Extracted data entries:

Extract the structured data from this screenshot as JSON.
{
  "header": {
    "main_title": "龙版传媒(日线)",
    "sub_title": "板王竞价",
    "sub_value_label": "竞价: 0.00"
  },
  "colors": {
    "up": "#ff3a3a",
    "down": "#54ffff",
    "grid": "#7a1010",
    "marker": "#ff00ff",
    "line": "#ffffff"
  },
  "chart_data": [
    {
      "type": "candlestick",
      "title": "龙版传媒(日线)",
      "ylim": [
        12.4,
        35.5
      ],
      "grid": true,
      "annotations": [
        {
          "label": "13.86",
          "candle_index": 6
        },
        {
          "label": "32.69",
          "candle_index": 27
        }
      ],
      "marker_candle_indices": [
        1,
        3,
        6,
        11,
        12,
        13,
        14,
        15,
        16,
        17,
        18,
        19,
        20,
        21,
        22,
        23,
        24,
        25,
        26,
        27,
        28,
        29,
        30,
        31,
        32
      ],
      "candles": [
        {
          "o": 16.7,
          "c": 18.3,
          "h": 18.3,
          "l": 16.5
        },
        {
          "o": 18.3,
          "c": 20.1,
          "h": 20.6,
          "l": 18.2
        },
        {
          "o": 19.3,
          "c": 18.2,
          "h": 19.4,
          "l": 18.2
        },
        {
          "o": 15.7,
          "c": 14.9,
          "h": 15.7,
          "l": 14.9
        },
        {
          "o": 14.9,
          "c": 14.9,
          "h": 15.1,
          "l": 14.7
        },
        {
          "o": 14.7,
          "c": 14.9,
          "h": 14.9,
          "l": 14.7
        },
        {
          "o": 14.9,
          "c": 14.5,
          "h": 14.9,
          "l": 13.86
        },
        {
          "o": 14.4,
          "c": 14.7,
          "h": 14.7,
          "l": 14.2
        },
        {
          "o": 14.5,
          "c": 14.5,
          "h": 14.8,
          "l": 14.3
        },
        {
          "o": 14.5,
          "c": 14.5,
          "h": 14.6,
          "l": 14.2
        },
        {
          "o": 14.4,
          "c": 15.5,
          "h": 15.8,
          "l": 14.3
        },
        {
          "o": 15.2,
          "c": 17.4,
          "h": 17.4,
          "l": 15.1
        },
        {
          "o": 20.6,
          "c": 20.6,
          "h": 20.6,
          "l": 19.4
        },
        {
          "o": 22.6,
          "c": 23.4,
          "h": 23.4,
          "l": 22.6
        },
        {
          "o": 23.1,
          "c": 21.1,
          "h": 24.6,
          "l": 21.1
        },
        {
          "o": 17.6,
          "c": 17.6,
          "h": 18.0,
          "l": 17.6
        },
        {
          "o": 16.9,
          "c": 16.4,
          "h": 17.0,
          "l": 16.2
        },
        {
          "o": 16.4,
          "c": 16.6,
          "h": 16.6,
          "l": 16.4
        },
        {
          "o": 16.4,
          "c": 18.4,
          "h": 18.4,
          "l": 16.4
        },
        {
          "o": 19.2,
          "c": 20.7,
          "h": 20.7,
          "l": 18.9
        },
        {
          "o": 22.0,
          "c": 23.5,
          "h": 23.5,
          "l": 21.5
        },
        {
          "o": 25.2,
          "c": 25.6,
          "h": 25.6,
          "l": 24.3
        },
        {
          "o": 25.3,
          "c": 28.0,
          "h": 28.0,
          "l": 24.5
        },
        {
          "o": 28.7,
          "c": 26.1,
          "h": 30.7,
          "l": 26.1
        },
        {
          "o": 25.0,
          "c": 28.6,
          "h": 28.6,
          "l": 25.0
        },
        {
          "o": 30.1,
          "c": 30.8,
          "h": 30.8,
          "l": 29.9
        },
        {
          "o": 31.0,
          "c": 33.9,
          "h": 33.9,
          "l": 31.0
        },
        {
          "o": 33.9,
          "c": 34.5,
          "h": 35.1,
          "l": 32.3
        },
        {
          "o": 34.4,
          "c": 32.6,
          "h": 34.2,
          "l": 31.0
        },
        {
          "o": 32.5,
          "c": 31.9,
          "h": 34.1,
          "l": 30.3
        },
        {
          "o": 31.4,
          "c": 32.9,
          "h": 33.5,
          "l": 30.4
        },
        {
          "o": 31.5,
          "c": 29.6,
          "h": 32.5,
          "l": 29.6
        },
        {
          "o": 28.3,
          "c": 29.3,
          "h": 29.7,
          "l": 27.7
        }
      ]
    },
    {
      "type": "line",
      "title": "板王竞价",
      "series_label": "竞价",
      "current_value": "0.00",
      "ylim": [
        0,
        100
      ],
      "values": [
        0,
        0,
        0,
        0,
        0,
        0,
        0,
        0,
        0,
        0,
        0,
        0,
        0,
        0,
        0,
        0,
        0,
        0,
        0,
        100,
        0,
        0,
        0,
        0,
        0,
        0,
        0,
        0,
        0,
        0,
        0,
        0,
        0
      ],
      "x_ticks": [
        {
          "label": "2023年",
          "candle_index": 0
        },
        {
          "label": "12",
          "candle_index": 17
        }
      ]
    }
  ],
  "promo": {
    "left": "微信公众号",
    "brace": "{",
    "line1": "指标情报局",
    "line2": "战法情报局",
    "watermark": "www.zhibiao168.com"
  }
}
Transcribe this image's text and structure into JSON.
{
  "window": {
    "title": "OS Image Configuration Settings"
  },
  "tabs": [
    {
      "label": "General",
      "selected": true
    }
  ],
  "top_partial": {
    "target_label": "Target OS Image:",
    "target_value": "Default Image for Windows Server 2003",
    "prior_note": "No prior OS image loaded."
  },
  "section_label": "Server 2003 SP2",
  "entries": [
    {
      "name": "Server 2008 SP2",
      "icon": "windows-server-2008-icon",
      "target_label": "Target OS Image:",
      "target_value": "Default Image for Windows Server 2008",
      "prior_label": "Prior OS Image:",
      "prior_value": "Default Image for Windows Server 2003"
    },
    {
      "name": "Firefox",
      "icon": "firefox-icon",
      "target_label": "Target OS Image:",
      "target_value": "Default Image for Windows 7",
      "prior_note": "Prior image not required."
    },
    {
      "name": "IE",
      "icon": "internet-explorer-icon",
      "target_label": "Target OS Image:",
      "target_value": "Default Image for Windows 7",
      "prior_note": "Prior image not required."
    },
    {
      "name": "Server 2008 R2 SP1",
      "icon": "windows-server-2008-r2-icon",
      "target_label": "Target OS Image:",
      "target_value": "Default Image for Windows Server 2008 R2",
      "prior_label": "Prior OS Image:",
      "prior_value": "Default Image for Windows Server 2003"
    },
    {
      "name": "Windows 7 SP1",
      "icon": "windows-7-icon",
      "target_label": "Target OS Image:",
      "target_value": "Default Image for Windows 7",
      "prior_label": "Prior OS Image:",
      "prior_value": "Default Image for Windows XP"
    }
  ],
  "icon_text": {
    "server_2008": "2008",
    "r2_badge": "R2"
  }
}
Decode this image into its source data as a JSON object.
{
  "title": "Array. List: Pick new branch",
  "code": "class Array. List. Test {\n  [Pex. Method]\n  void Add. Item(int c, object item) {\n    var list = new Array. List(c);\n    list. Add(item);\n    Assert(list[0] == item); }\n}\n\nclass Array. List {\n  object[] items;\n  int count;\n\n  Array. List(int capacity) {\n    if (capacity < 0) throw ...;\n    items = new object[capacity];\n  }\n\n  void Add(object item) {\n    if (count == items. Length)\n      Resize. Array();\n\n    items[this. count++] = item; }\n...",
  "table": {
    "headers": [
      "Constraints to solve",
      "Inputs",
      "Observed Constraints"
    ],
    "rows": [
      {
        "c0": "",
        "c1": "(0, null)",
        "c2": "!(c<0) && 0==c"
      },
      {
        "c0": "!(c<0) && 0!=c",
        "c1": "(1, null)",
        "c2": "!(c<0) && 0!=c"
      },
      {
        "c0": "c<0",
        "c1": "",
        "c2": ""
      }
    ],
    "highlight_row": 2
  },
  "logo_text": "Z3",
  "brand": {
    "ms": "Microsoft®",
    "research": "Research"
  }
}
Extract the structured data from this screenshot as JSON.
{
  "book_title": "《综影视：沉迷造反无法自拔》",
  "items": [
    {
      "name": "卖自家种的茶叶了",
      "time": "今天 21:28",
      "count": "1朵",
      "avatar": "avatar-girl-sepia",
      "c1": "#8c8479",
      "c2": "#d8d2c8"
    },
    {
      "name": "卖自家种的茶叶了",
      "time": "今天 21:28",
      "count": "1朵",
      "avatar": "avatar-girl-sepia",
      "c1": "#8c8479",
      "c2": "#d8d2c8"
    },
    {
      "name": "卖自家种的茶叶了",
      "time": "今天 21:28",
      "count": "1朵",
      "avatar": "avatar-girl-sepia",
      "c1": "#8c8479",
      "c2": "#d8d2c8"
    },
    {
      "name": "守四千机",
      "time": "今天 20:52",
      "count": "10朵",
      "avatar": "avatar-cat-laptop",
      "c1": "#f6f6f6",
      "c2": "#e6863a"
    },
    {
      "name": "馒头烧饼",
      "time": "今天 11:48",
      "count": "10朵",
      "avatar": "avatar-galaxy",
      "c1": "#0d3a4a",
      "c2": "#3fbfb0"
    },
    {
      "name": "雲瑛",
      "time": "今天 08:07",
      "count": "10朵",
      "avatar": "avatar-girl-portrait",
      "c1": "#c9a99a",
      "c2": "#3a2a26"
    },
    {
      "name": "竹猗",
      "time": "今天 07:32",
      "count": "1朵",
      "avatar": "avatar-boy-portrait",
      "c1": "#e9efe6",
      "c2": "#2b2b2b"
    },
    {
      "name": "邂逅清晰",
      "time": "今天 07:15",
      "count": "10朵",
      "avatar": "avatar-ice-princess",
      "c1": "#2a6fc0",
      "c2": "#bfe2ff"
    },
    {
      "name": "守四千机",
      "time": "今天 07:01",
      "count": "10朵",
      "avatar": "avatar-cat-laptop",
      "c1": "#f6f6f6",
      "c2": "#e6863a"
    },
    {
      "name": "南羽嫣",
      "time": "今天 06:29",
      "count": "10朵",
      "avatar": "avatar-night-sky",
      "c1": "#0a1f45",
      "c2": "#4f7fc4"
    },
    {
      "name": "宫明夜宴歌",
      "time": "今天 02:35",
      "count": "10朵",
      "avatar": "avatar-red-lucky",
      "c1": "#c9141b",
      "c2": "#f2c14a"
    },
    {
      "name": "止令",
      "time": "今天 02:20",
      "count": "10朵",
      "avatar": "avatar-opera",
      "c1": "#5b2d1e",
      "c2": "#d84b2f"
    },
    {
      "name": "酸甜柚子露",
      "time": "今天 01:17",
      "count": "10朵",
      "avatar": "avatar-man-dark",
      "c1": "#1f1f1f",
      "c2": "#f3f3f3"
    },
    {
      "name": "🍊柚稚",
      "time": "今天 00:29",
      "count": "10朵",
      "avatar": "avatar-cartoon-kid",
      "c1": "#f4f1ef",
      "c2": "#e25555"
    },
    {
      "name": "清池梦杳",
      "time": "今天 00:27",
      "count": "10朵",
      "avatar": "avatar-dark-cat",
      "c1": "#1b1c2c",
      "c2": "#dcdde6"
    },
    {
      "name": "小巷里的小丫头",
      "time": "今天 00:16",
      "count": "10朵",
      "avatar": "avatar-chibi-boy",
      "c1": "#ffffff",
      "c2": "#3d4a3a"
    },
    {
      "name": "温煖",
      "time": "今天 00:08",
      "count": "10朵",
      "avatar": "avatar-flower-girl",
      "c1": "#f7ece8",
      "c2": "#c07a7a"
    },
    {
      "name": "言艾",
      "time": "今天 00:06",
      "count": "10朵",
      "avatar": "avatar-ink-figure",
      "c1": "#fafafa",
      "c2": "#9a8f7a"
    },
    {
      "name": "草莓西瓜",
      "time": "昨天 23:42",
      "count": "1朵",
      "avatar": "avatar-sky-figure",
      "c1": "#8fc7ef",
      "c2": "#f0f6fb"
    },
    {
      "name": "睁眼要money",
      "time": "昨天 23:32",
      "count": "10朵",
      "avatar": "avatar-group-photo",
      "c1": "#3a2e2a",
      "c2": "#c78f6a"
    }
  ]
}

Task directions: In the lines above, find each one with "figure" and list it.

Output for this task:
      "avatar": "avatar-ink-figure",
      "avatar": "avatar-sky-figure",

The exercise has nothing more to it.